— begin Records provided —
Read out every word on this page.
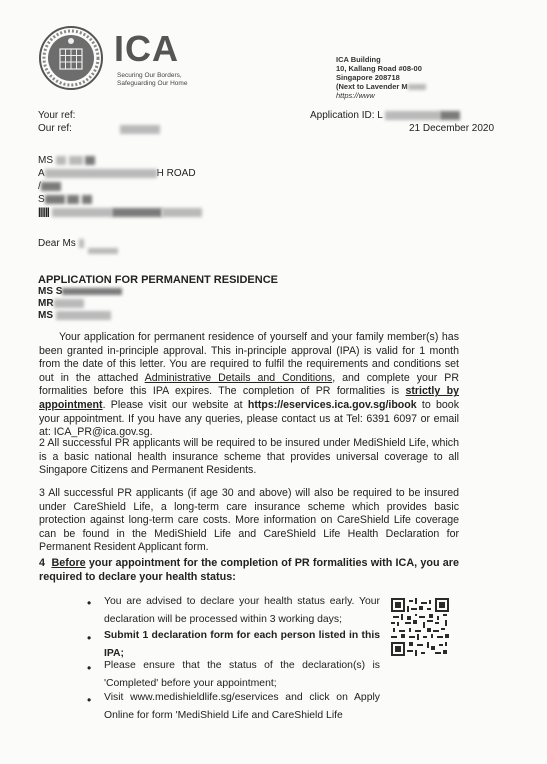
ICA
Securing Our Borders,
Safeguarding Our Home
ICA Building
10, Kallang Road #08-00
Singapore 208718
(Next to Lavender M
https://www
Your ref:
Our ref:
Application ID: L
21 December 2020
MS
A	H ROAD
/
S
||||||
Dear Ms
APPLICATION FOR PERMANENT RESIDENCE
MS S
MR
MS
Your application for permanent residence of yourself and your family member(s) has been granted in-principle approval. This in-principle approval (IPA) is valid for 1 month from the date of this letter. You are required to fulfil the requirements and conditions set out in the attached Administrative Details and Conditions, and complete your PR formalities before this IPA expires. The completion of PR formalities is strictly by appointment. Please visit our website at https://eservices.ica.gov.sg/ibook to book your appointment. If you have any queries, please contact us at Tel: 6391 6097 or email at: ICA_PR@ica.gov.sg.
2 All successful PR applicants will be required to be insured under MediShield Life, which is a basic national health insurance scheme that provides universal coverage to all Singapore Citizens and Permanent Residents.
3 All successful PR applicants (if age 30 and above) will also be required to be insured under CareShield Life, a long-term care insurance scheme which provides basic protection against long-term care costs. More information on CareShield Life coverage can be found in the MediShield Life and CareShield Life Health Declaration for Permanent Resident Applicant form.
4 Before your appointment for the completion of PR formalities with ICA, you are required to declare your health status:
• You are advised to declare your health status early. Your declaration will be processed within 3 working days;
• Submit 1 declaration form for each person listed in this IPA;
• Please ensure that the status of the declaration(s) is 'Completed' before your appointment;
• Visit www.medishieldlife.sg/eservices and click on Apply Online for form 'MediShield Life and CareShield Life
— end Records provided —
What is the number of lines in the data above that include the word "under"? Answer with that number only.

* _Correct result_
2